| GOAL |
Omit every picture and write out the rest of the records exactly.

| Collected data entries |
>> start
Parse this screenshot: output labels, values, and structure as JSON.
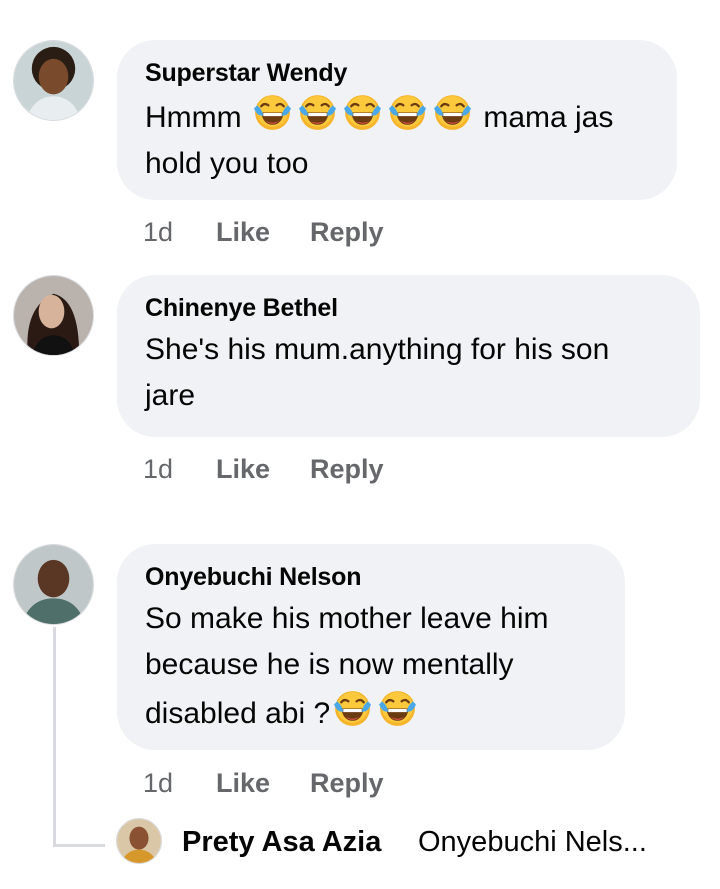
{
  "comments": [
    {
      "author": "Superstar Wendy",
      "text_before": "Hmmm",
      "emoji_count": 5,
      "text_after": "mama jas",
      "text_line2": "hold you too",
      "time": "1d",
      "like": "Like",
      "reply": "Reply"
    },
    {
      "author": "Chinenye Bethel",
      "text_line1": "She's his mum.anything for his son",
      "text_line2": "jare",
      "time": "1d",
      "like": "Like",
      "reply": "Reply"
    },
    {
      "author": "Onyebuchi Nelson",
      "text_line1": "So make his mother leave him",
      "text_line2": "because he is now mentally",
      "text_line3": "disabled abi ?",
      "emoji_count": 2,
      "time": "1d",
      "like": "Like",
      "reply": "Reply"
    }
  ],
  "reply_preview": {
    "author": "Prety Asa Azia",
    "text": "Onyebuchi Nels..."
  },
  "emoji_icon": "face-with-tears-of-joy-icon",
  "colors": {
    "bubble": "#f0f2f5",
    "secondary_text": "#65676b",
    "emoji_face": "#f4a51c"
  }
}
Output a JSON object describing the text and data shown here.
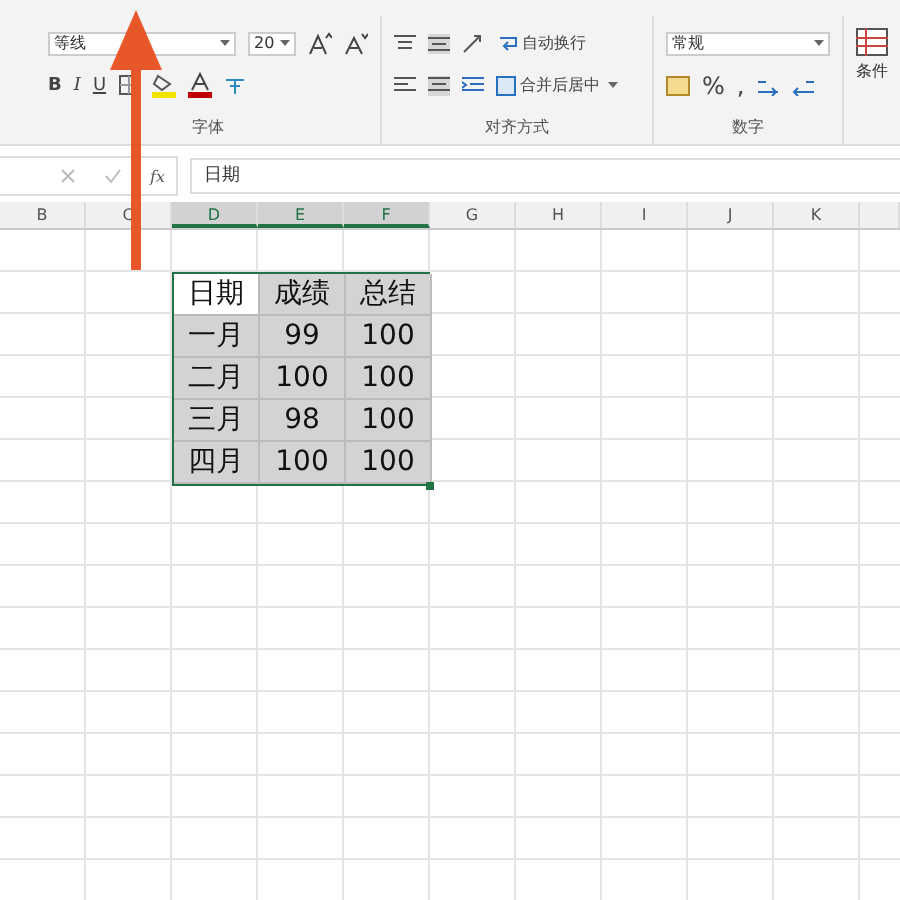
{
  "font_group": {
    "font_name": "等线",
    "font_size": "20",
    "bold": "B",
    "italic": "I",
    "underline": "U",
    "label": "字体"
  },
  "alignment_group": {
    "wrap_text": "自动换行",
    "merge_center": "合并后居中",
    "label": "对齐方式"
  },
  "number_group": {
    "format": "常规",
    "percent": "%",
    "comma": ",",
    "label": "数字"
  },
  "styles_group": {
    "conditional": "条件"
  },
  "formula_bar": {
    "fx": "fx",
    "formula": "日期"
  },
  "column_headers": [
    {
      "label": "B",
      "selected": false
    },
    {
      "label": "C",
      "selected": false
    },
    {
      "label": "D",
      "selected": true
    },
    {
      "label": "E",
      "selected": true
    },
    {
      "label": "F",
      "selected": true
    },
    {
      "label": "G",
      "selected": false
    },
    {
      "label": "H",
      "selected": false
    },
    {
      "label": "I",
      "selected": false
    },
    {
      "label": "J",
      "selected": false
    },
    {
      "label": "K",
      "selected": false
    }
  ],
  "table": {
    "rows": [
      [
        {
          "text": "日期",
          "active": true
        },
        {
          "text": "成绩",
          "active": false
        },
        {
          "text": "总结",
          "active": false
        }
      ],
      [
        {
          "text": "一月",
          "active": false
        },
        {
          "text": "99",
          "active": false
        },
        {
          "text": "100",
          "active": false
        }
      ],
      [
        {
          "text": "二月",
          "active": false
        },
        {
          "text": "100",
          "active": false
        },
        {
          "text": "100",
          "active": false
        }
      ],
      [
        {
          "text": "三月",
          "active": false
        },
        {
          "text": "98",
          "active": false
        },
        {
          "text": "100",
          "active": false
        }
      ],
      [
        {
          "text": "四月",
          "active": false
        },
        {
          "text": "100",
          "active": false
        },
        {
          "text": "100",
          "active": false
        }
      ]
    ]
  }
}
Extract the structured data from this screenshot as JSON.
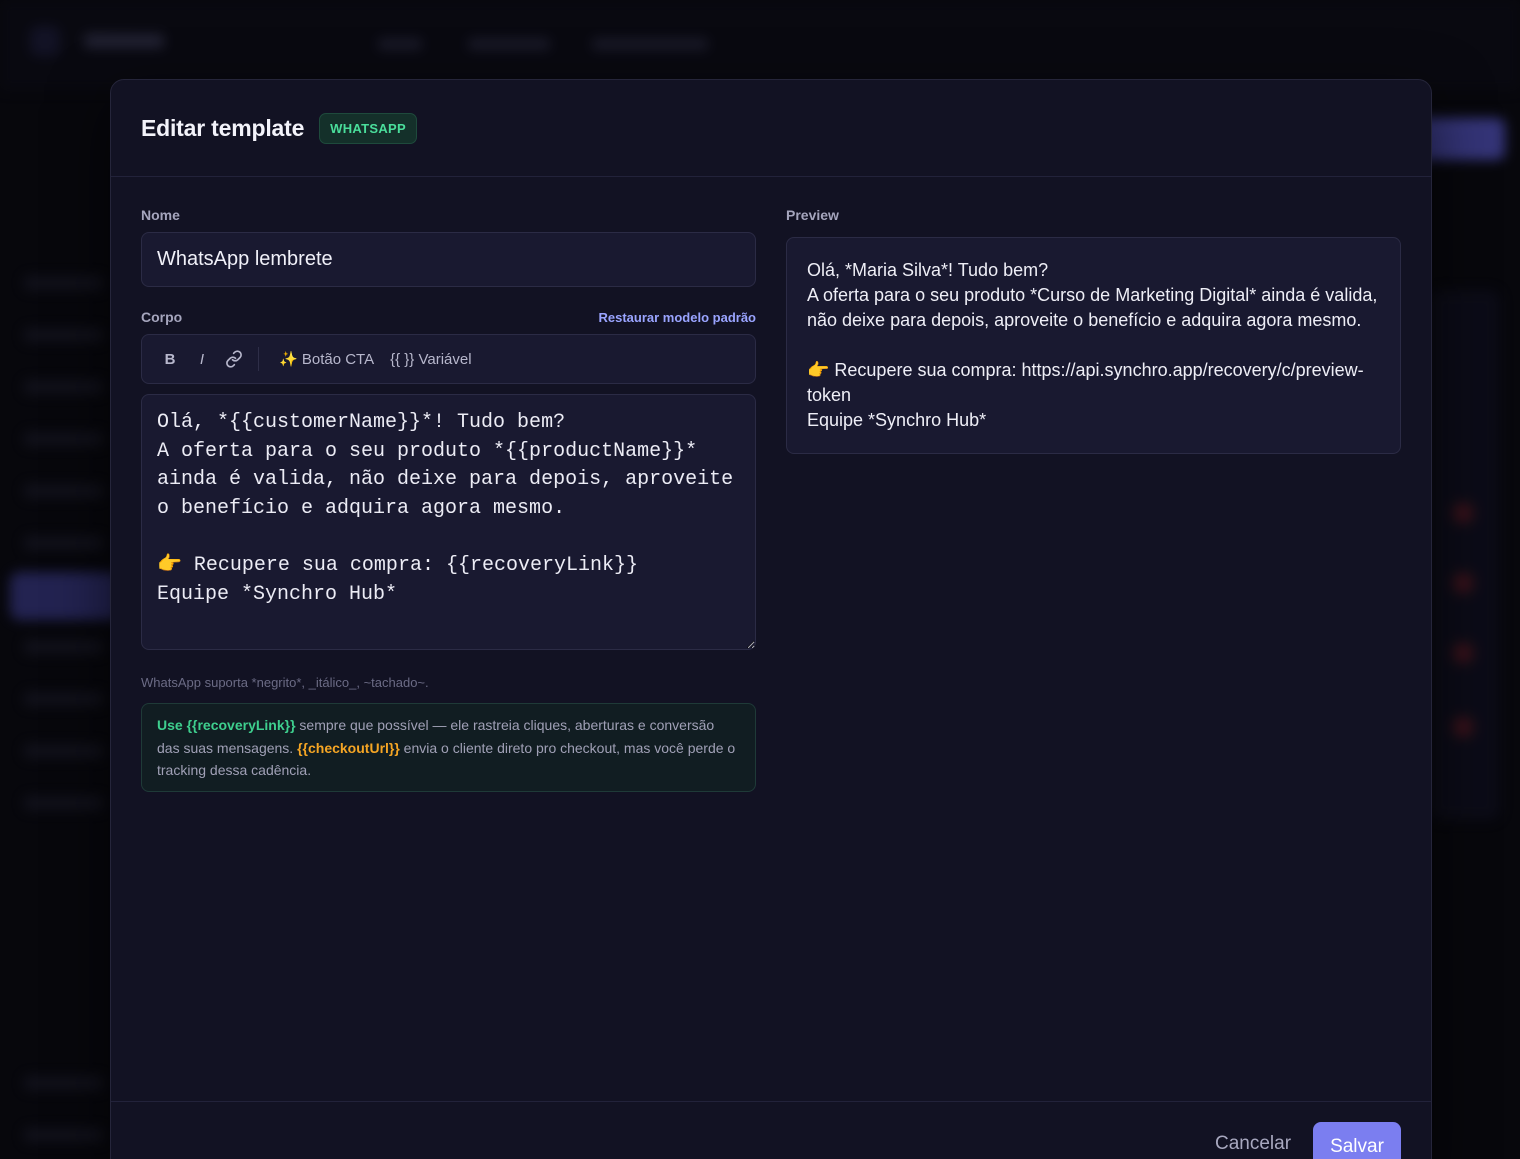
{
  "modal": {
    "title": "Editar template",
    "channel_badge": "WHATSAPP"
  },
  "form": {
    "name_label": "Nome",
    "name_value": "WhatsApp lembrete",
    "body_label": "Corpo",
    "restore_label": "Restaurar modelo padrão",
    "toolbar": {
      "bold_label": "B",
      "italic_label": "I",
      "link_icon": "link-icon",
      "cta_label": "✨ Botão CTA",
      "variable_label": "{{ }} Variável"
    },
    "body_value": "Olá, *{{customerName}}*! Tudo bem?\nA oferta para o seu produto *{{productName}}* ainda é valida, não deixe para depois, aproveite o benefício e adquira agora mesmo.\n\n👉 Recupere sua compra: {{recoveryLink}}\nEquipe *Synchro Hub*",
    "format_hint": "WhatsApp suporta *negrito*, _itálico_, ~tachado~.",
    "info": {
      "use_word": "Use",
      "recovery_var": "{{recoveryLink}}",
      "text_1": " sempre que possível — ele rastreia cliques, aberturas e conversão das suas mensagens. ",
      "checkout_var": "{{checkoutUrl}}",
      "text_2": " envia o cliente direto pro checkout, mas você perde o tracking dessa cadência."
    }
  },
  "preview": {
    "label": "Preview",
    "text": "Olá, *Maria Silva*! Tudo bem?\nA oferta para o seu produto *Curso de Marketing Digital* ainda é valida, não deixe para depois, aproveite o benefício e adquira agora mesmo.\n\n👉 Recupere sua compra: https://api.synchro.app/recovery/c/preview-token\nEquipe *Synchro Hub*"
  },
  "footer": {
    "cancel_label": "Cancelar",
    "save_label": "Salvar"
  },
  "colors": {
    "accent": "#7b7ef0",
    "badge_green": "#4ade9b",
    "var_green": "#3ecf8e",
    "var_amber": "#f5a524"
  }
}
>> end
| PROBLEM SOLUTION |
Parse this screenshot: output labels, values, and structure as JSON.
{
  "comments": [
    {
      "author": "Superstar Wendy",
      "text_before": "Hmmm",
      "emoji_count": 5,
      "text_after": "mama jas",
      "text_line2": "hold you too",
      "time": "1d",
      "like": "Like",
      "reply": "Reply"
    },
    {
      "author": "Chinenye Bethel",
      "text_line1": "She's his mum.anything for his son",
      "text_line2": "jare",
      "time": "1d",
      "like": "Like",
      "reply": "Reply"
    },
    {
      "author": "Onyebuchi Nelson",
      "text_line1": "So make his mother leave him",
      "text_line2": "because he is now mentally",
      "text_line3": "disabled abi ?",
      "emoji_count": 2,
      "time": "1d",
      "like": "Like",
      "reply": "Reply"
    }
  ],
  "reply_preview": {
    "author": "Prety Asa Azia",
    "text": "Onyebuchi Nels..."
  },
  "emoji_icon": "face-with-tears-of-joy-icon",
  "colors": {
    "bubble": "#f0f2f5",
    "secondary_text": "#65676b",
    "emoji_face": "#f4a51c"
  }
}
Output a JSON object describing the text and data shown here.
{
  "font_group": {
    "font_name": "等线",
    "font_size": "20",
    "bold": "B",
    "italic": "I",
    "underline": "U",
    "label": "字体"
  },
  "alignment_group": {
    "wrap_text": "自动换行",
    "merge_center": "合并后居中",
    "label": "对齐方式"
  },
  "number_group": {
    "format": "常规",
    "percent": "%",
    "comma": ",",
    "label": "数字"
  },
  "styles_group": {
    "conditional": "条件"
  },
  "formula_bar": {
    "fx": "fx",
    "formula": "日期"
  },
  "column_headers": [
    {
      "label": "B",
      "selected": false
    },
    {
      "label": "C",
      "selected": false
    },
    {
      "label": "D",
      "selected": true
    },
    {
      "label": "E",
      "selected": true
    },
    {
      "label": "F",
      "selected": true
    },
    {
      "label": "G",
      "selected": false
    },
    {
      "label": "H",
      "selected": false
    },
    {
      "label": "I",
      "selected": false
    },
    {
      "label": "J",
      "selected": false
    },
    {
      "label": "K",
      "selected": false
    }
  ],
  "table": {
    "rows": [
      [
        {
          "text": "日期",
          "active": true
        },
        {
          "text": "成绩",
          "active": false
        },
        {
          "text": "总结",
          "active": false
        }
      ],
      [
        {
          "text": "一月",
          "active": false
        },
        {
          "text": "99",
          "active": false
        },
        {
          "text": "100",
          "active": false
        }
      ],
      [
        {
          "text": "二月",
          "active": false
        },
        {
          "text": "100",
          "active": false
        },
        {
          "text": "100",
          "active": false
        }
      ],
      [
        {
          "text": "三月",
          "active": false
        },
        {
          "text": "98",
          "active": false
        },
        {
          "text": "100",
          "active": false
        }
      ],
      [
        {
          "text": "四月",
          "active": false
        },
        {
          "text": "100",
          "active": false
        },
        {
          "text": "100",
          "active": false
        }
      ]
    ]
  }
}
Extract the structured data from this screenshot as JSON.
{
  "modal": {
    "title": "Editar template",
    "channel_badge": "WHATSAPP"
  },
  "form": {
    "name_label": "Nome",
    "name_value": "WhatsApp lembrete",
    "body_label": "Corpo",
    "restore_label": "Restaurar modelo padrão",
    "toolbar": {
      "bold_label": "B",
      "italic_label": "I",
      "link_icon": "link-icon",
      "cta_label": "✨ Botão CTA",
      "variable_label": "{{ }} Variável"
    },
    "body_value": "Olá, *{{customerName}}*! Tudo bem?\nA oferta para o seu produto *{{productName}}* ainda é valida, não deixe para depois, aproveite o benefício e adquira agora mesmo.\n\n👉 Recupere sua compra: {{recoveryLink}}\nEquipe *Synchro Hub*",
    "format_hint": "WhatsApp suporta *negrito*, _itálico_, ~tachado~.",
    "info": {
      "use_word": "Use",
      "recovery_var": "{{recoveryLink}}",
      "text_1": " sempre que possível — ele rastreia cliques, aberturas e conversão das suas mensagens. ",
      "checkout_var": "{{checkoutUrl}}",
      "text_2": " envia o cliente direto pro checkout, mas você perde o tracking dessa cadência."
    }
  },
  "preview": {
    "label": "Preview",
    "text": "Olá, *Maria Silva*! Tudo bem?\nA oferta para o seu produto *Curso de Marketing Digital* ainda é valida, não deixe para depois, aproveite o benefício e adquira agora mesmo.\n\n👉 Recupere sua compra: https://api.synchro.app/recovery/c/preview-token\nEquipe *Synchro Hub*"
  },
  "footer": {
    "cancel_label": "Cancelar",
    "save_label": "Salvar"
  },
  "colors": {
    "accent": "#7b7ef0",
    "badge_green": "#4ade9b",
    "var_green": "#3ecf8e",
    "var_amber": "#f5a524"
  }
}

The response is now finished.